**Data in this exercise**:
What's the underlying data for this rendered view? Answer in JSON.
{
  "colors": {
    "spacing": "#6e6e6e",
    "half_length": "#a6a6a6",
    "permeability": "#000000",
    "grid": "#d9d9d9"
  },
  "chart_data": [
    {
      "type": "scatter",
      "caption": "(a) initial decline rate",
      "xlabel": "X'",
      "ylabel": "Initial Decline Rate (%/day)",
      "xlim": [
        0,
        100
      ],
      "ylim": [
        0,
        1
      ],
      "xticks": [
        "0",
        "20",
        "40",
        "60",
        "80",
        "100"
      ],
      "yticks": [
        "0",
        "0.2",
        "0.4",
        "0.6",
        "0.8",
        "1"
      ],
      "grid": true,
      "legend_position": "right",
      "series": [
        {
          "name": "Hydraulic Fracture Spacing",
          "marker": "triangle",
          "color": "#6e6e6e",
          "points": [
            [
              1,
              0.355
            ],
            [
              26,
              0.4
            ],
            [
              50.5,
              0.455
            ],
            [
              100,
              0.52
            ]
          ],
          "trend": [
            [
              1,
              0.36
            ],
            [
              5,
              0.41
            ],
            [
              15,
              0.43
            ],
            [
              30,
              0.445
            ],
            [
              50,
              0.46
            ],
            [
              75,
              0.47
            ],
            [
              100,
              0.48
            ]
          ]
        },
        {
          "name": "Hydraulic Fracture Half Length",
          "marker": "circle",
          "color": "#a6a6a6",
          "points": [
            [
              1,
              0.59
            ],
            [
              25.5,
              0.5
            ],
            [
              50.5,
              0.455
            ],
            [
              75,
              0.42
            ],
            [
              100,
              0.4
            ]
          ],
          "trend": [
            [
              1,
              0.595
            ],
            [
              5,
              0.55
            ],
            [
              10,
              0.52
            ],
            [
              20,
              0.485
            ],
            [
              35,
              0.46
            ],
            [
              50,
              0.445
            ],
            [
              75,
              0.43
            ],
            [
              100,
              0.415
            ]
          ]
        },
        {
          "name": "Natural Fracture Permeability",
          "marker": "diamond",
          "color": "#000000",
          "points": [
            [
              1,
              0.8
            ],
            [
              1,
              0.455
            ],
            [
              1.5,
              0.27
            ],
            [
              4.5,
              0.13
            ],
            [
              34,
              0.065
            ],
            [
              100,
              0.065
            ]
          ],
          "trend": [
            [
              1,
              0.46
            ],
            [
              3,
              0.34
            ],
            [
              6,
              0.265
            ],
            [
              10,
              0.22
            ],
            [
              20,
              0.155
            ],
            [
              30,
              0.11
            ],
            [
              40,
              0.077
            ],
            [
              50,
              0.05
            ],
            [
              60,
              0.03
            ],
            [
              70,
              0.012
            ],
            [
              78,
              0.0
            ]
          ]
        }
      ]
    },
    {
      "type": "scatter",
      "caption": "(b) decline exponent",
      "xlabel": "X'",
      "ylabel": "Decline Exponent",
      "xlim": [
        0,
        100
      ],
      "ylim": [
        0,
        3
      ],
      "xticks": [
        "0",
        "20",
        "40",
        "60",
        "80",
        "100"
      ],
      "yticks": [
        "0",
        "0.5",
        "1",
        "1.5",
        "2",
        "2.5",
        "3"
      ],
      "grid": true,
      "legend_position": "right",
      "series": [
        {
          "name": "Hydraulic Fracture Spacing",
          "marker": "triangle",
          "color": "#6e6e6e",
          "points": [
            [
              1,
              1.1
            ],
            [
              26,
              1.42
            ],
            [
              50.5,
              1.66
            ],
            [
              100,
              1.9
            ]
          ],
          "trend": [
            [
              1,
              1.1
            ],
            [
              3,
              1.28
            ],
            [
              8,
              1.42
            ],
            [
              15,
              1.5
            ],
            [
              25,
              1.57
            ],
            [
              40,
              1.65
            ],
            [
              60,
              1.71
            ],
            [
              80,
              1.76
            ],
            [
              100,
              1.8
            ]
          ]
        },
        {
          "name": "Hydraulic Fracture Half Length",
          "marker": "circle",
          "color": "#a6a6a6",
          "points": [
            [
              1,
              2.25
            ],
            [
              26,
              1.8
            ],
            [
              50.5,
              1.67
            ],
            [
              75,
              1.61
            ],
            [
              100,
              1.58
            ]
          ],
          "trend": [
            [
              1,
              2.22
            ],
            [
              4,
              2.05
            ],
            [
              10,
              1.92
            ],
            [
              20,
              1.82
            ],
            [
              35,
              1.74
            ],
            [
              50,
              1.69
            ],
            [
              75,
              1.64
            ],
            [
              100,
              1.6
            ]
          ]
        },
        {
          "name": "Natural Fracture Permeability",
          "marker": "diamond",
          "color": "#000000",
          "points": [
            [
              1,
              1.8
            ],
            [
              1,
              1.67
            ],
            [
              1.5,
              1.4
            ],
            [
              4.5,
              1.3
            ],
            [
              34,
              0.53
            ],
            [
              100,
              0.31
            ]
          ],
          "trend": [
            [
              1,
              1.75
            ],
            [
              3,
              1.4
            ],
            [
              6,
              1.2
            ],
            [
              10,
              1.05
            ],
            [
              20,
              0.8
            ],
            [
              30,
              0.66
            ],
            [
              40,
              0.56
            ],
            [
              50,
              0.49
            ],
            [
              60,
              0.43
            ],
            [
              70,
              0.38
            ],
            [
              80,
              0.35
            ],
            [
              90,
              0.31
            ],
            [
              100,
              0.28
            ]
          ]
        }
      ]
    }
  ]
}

**Goal of the exercise**:
Extract all of the data above without altering anything.

**Finished exercise**:
What's the underlying data for this rendered view? Answer in JSON.
{
  "colors": {
    "spacing": "#6e6e6e",
    "half_length": "#a6a6a6",
    "permeability": "#000000",
    "grid": "#d9d9d9"
  },
  "chart_data": [
    {
      "type": "scatter",
      "caption": "(a) initial decline rate",
      "xlabel": "X'",
      "ylabel": "Initial Decline Rate (%/day)",
      "xlim": [
        0,
        100
      ],
      "ylim": [
        0,
        1
      ],
      "xticks": [
        "0",
        "20",
        "40",
        "60",
        "80",
        "100"
      ],
      "yticks": [
        "0",
        "0.2",
        "0.4",
        "0.6",
        "0.8",
        "1"
      ],
      "grid": true,
      "legend_position": "right",
      "series": [
        {
          "name": "Hydraulic Fracture Spacing",
          "marker": "triangle",
          "color": "#6e6e6e",
          "points": [
            [
              1,
              0.355
            ],
            [
              26,
              0.4
            ],
            [
              50.5,
              0.455
            ],
            [
              100,
              0.52
            ]
          ],
          "trend": [
            [
              1,
              0.36
            ],
            [
              5,
              0.41
            ],
            [
              15,
              0.43
            ],
            [
              30,
              0.445
            ],
            [
              50,
              0.46
            ],
            [
              75,
              0.47
            ],
            [
              100,
              0.48
            ]
          ]
        },
        {
          "name": "Hydraulic Fracture Half Length",
          "marker": "circle",
          "color": "#a6a6a6",
          "points": [
            [
              1,
              0.59
            ],
            [
              25.5,
              0.5
            ],
            [
              50.5,
              0.455
            ],
            [
              75,
              0.42
            ],
            [
              100,
              0.4
            ]
          ],
          "trend": [
            [
              1,
              0.595
            ],
            [
              5,
              0.55
            ],
            [
              10,
              0.52
            ],
            [
              20,
              0.485
            ],
            [
              35,
              0.46
            ],
            [
              50,
              0.445
            ],
            [
              75,
              0.43
            ],
            [
              100,
              0.415
            ]
          ]
        },
        {
          "name": "Natural Fracture Permeability",
          "marker": "diamond",
          "color": "#000000",
          "points": [
            [
              1,
              0.8
            ],
            [
              1,
              0.455
            ],
            [
              1.5,
              0.27
            ],
            [
              4.5,
              0.13
            ],
            [
              34,
              0.065
            ],
            [
              100,
              0.065
            ]
          ],
          "trend": [
            [
              1,
              0.46
            ],
            [
              3,
              0.34
            ],
            [
              6,
              0.265
            ],
            [
              10,
              0.22
            ],
            [
              20,
              0.155
            ],
            [
              30,
              0.11
            ],
            [
              40,
              0.077
            ],
            [
              50,
              0.05
            ],
            [
              60,
              0.03
            ],
            [
              70,
              0.012
            ],
            [
              78,
              0.0
            ]
          ]
        }
      ]
    },
    {
      "type": "scatter",
      "caption": "(b) decline exponent",
      "xlabel": "X'",
      "ylabel": "Decline Exponent",
      "xlim": [
        0,
        100
      ],
      "ylim": [
        0,
        3
      ],
      "xticks": [
        "0",
        "20",
        "40",
        "60",
        "80",
        "100"
      ],
      "yticks": [
        "0",
        "0.5",
        "1",
        "1.5",
        "2",
        "2.5",
        "3"
      ],
      "grid": true,
      "legend_position": "right",
      "series": [
        {
          "name": "Hydraulic Fracture Spacing",
          "marker": "triangle",
          "color": "#6e6e6e",
          "points": [
            [
              1,
              1.1
            ],
            [
              26,
              1.42
            ],
            [
              50.5,
              1.66
            ],
            [
              100,
              1.9
            ]
          ],
          "trend": [
            [
              1,
              1.1
            ],
            [
              3,
              1.28
            ],
            [
              8,
              1.42
            ],
            [
              15,
              1.5
            ],
            [
              25,
              1.57
            ],
            [
              40,
              1.65
            ],
            [
              60,
              1.71
            ],
            [
              80,
              1.76
            ],
            [
              100,
              1.8
            ]
          ]
        },
        {
          "name": "Hydraulic Fracture Half Length",
          "marker": "circle",
          "color": "#a6a6a6",
          "points": [
            [
              1,
              2.25
            ],
            [
              26,
              1.8
            ],
            [
              50.5,
              1.67
            ],
            [
              75,
              1.61
            ],
            [
              100,
              1.58
            ]
          ],
          "trend": [
            [
              1,
              2.22
            ],
            [
              4,
              2.05
            ],
            [
              10,
              1.92
            ],
            [
              20,
              1.82
            ],
            [
              35,
              1.74
            ],
            [
              50,
              1.69
            ],
            [
              75,
              1.64
            ],
            [
              100,
              1.6
            ]
          ]
        },
        {
          "name": "Natural Fracture Permeability",
          "marker": "diamond",
          "color": "#000000",
          "points": [
            [
              1,
              1.8
            ],
            [
              1,
              1.67
            ],
            [
              1.5,
              1.4
            ],
            [
              4.5,
              1.3
            ],
            [
              34,
              0.53
            ],
            [
              100,
              0.31
            ]
          ],
          "trend": [
            [
              1,
              1.75
            ],
            [
              3,
              1.4
            ],
            [
              6,
              1.2
            ],
            [
              10,
              1.05
            ],
            [
              20,
              0.8
            ],
            [
              30,
              0.66
            ],
            [
              40,
              0.56
            ],
            [
              50,
              0.49
            ],
            [
              60,
              0.43
            ],
            [
              70,
              0.38
            ],
            [
              80,
              0.35
            ],
            [
              90,
              0.31
            ],
            [
              100,
              0.28
            ]
          ]
        }
      ]
    }
  ]
}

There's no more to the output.